SET TASK: Identify, in the records below, every line where the string "role" appears, and copy each such line.

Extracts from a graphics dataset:
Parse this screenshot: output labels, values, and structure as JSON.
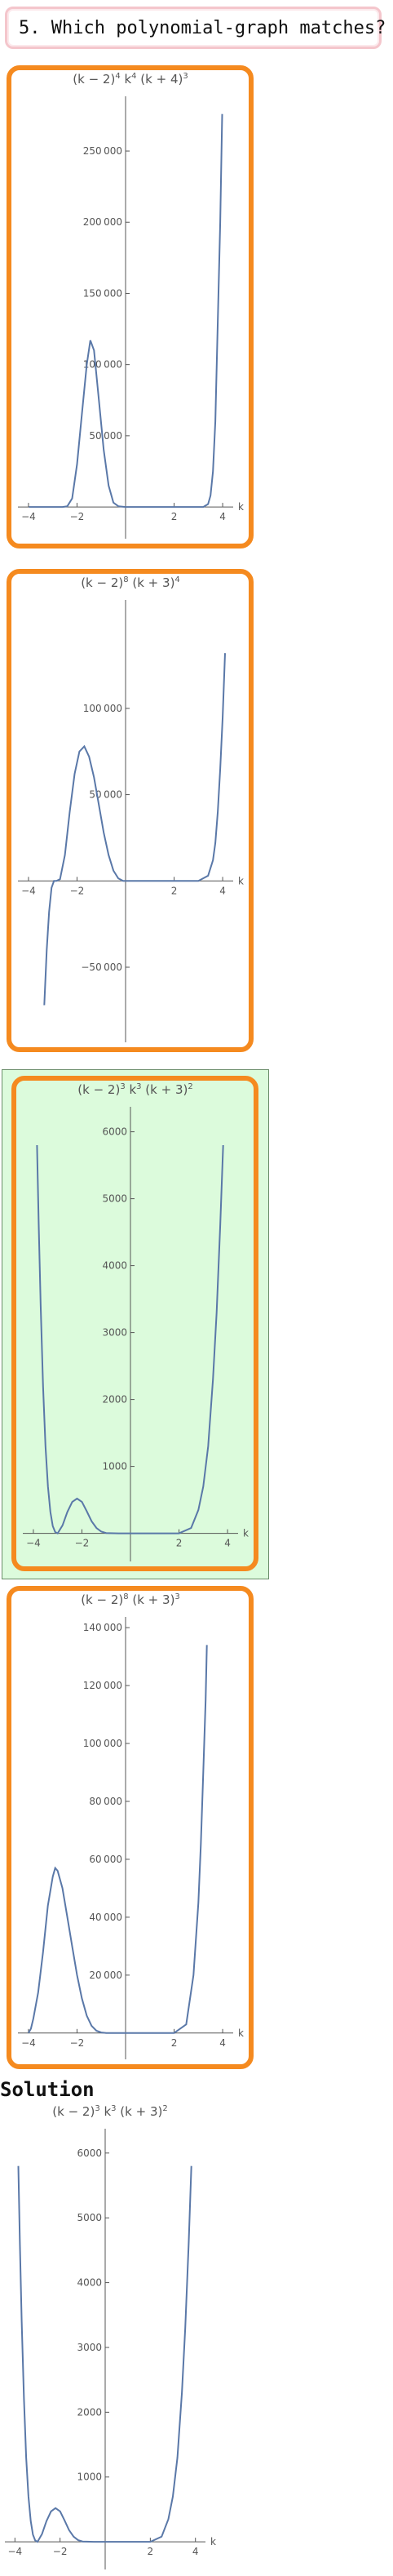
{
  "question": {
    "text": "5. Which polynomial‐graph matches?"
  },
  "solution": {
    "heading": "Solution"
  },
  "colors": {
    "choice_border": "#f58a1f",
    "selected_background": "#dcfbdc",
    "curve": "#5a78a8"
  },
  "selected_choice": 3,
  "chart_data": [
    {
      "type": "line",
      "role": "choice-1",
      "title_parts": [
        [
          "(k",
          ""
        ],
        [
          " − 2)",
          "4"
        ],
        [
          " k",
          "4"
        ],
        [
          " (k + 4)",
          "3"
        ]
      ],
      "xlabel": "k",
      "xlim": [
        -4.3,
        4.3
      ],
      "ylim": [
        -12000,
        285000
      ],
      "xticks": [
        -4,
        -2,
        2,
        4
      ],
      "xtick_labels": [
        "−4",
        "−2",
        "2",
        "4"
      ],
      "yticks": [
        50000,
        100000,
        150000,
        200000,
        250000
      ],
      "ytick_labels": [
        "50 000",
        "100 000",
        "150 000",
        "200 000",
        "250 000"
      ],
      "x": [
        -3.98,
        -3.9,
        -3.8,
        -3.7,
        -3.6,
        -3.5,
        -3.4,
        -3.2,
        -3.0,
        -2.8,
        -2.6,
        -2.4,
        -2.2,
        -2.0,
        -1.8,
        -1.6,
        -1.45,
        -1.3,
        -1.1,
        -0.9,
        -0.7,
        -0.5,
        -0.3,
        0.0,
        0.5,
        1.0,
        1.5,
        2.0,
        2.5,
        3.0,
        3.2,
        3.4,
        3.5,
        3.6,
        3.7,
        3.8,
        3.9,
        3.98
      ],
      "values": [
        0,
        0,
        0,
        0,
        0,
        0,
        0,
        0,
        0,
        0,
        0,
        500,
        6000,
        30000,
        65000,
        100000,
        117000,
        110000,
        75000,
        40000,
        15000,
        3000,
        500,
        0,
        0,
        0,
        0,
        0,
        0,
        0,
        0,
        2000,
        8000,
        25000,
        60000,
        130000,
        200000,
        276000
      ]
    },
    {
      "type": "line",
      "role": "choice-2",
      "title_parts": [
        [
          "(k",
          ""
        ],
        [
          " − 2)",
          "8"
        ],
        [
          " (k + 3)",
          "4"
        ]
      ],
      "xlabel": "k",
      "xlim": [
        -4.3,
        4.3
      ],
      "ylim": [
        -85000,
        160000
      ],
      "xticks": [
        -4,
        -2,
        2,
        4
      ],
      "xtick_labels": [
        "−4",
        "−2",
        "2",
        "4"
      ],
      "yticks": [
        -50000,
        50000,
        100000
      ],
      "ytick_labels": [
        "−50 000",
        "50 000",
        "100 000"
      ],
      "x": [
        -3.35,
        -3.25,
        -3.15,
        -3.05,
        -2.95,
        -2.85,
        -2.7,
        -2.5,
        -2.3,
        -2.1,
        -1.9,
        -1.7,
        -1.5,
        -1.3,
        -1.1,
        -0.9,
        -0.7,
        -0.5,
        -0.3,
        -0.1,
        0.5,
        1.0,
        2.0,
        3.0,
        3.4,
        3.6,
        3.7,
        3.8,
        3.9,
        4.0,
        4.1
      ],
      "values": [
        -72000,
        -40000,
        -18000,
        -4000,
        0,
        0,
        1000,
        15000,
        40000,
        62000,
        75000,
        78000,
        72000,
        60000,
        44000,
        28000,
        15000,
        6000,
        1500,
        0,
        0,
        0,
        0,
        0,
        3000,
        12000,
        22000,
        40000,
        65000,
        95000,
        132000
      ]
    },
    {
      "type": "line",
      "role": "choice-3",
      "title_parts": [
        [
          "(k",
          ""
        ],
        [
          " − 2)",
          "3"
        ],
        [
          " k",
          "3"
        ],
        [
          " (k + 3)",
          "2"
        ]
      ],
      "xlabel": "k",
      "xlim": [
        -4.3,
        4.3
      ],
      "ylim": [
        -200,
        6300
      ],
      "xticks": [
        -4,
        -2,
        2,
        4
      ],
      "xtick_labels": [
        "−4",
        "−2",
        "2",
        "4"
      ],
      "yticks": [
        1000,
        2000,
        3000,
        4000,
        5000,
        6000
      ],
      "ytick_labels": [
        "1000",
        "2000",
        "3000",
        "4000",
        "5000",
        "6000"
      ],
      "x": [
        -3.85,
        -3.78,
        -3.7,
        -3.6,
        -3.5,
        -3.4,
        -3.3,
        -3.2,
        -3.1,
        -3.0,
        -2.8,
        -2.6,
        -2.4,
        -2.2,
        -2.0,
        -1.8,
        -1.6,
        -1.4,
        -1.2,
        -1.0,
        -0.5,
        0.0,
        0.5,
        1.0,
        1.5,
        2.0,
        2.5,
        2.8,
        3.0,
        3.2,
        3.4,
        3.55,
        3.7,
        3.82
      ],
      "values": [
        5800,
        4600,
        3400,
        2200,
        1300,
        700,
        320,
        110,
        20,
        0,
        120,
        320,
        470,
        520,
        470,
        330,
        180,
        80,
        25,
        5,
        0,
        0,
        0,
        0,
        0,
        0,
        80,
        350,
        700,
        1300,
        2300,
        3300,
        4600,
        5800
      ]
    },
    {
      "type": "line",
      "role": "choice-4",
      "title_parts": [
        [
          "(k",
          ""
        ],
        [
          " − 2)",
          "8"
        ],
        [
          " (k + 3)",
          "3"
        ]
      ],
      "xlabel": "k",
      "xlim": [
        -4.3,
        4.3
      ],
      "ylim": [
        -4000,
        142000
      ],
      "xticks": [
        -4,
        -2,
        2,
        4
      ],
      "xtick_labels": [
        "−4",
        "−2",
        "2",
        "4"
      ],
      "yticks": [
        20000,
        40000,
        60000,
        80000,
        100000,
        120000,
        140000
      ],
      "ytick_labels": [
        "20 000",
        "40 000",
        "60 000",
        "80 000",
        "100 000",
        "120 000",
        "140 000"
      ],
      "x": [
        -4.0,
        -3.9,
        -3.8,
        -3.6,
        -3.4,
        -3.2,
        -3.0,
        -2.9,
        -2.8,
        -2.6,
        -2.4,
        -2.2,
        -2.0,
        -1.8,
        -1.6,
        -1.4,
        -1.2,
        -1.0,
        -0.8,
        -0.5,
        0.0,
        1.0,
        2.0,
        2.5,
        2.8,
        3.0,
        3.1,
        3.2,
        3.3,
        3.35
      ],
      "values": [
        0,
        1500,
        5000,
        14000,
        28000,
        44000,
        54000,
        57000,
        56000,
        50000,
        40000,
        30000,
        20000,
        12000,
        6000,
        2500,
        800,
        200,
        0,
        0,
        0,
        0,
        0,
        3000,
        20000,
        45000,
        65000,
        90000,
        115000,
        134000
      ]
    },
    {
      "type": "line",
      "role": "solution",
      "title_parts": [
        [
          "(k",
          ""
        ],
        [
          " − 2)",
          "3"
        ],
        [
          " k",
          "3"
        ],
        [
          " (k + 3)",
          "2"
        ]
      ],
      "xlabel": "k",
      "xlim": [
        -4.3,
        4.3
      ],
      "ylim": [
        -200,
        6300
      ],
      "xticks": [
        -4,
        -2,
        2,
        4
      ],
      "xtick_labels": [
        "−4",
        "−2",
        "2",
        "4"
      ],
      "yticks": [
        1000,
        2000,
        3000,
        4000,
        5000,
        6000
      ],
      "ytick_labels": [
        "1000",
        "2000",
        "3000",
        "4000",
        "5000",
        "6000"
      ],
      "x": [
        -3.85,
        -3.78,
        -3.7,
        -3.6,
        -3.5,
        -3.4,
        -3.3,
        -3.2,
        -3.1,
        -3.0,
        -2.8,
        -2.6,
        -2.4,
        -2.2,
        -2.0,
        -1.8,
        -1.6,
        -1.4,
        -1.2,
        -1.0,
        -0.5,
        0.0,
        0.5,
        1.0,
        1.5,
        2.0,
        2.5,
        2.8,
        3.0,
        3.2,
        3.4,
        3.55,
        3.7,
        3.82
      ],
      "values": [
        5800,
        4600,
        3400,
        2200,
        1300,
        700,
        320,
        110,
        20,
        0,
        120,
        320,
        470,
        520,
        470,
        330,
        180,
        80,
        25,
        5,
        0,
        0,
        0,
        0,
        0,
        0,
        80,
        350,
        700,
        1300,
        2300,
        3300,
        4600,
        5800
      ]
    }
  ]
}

WRITTEN RESPONSE:
      "role": "choice-1",
      "role": "choice-2",
      "role": "choice-3",
      "role": "choice-4",
      "role": "solution",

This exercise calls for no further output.